**Short exercise**
Determine the number of lines where "viewers" occurs and reply with that number by itself.

▬▬▬▬▬▬

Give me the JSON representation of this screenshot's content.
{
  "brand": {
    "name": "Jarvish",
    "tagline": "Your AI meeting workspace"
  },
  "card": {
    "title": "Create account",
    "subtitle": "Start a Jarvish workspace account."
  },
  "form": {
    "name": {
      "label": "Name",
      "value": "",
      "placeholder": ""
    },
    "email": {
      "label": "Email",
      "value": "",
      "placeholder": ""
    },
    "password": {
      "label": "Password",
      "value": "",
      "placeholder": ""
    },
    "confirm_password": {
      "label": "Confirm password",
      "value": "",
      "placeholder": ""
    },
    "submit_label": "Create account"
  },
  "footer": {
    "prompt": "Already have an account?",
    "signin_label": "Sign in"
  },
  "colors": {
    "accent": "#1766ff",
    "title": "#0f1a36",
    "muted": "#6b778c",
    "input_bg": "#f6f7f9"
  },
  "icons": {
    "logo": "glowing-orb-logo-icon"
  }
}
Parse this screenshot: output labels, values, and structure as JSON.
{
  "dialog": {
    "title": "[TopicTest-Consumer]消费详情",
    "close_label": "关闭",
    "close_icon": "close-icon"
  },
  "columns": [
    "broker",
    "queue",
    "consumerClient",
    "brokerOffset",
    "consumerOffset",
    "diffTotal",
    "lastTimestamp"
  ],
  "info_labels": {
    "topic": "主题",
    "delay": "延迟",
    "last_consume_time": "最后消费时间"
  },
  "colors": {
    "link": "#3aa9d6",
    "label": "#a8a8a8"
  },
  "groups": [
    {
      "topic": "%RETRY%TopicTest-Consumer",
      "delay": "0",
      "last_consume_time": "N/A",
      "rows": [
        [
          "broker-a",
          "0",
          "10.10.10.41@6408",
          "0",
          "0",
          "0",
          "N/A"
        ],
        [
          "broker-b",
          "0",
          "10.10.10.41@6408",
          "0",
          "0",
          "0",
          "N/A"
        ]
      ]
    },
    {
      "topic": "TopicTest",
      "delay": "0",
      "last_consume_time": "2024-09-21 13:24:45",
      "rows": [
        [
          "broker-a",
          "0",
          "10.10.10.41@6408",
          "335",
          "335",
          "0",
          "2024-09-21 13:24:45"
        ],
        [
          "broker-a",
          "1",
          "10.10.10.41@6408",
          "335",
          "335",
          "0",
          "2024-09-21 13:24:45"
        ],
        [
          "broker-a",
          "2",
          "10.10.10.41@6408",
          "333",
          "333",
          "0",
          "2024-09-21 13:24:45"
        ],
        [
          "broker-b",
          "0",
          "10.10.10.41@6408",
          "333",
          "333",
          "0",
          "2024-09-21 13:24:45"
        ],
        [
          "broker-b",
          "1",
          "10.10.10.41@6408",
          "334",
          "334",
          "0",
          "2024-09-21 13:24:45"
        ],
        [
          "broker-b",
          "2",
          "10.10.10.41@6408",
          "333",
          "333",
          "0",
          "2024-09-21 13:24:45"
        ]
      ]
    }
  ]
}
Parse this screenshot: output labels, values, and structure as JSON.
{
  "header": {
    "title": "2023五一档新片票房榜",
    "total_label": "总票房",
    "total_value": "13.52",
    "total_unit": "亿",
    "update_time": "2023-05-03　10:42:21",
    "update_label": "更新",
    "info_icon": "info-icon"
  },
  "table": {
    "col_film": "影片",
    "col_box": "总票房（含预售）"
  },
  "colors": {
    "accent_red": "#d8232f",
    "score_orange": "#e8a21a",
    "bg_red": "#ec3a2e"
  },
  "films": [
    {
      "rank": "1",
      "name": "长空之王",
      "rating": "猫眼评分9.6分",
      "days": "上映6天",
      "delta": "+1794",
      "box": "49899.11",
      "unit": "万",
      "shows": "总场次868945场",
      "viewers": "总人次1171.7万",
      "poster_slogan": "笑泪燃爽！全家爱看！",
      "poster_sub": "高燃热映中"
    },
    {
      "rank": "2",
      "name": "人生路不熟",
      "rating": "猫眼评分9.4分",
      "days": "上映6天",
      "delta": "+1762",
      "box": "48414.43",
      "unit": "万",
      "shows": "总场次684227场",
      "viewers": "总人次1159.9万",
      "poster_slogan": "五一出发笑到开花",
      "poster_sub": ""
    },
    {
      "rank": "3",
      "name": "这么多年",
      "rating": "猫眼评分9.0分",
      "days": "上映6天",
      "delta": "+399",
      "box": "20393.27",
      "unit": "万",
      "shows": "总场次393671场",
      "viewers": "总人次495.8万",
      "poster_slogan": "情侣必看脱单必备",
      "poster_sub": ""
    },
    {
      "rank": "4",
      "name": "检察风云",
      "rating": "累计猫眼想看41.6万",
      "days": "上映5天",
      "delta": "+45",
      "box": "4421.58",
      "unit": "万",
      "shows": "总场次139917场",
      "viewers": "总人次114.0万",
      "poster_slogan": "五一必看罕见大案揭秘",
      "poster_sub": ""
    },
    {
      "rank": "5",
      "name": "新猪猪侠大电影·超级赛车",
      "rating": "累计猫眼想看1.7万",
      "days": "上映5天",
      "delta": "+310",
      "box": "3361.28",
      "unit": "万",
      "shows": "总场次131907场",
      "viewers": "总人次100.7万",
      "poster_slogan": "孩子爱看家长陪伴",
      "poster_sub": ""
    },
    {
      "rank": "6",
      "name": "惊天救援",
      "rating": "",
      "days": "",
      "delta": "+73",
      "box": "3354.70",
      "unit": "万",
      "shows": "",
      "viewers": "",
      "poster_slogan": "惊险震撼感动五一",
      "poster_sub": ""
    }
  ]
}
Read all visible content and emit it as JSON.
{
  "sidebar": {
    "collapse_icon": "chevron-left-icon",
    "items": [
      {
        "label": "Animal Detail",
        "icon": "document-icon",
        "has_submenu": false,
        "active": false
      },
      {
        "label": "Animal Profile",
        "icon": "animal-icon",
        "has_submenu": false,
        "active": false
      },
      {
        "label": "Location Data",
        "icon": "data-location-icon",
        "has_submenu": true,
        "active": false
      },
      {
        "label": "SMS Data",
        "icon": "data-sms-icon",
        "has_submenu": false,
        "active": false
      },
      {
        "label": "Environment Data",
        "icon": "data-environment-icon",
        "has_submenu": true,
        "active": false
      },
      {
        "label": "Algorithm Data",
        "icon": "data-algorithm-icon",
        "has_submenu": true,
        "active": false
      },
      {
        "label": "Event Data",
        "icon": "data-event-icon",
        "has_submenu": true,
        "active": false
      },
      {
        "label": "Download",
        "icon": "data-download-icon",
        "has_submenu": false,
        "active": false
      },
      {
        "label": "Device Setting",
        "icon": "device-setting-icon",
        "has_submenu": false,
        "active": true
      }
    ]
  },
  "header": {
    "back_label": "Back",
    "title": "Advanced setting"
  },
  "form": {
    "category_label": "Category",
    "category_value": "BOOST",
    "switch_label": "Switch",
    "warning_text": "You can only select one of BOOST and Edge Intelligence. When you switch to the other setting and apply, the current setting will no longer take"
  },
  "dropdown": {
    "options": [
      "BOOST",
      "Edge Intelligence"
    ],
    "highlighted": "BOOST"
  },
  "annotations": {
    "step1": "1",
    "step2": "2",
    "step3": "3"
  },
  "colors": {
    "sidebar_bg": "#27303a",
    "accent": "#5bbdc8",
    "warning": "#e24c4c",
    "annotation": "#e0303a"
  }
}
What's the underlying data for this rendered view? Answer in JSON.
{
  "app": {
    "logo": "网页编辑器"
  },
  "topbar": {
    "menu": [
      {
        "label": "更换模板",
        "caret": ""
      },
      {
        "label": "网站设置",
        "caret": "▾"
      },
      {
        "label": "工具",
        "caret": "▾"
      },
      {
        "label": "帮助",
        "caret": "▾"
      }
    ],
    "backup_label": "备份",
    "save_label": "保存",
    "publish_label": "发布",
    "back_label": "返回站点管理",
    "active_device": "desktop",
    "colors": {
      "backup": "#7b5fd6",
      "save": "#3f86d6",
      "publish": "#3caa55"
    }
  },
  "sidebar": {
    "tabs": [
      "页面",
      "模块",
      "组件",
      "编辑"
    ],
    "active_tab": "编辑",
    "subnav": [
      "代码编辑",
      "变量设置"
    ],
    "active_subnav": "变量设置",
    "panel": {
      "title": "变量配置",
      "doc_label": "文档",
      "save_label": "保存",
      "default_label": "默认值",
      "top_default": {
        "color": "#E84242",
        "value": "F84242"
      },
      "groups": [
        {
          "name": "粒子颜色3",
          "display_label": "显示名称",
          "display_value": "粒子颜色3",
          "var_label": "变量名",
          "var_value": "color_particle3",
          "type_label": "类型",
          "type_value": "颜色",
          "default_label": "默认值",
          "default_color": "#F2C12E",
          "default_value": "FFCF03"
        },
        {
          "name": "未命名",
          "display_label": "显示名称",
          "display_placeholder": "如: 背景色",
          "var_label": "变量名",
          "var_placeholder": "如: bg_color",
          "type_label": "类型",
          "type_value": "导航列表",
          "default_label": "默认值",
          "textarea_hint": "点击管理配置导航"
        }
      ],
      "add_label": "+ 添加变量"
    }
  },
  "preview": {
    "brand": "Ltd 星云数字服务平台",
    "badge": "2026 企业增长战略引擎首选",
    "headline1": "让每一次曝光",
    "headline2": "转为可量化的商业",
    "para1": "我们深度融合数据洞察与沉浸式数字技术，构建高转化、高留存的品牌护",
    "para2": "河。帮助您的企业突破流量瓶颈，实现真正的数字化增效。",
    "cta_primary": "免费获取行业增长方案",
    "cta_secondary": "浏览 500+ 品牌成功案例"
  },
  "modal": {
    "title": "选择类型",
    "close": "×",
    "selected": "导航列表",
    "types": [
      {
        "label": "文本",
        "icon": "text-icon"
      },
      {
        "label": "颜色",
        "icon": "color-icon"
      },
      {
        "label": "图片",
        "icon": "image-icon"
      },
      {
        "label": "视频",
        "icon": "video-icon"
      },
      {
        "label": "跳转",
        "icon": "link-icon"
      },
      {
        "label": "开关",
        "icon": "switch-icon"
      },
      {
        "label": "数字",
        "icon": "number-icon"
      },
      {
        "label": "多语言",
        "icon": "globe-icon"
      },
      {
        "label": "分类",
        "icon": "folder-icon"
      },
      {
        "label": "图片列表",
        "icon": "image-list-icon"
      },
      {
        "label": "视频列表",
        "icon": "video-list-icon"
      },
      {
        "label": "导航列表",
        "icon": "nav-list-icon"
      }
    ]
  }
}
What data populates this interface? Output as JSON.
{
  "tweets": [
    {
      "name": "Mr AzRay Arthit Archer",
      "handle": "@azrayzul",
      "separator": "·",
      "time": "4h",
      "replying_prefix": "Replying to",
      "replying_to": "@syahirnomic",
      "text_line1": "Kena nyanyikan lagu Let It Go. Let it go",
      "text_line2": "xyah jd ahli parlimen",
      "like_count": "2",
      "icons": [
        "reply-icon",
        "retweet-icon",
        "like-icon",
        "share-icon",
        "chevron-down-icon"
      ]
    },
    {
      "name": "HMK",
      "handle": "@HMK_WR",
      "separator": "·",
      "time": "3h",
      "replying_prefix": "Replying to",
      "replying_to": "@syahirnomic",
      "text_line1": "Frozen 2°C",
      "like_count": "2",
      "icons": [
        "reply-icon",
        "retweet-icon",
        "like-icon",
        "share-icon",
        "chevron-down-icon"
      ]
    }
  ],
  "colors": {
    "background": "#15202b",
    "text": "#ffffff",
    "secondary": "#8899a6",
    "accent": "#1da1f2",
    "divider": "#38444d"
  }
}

▬▬▬▬▬▬

**Result**
6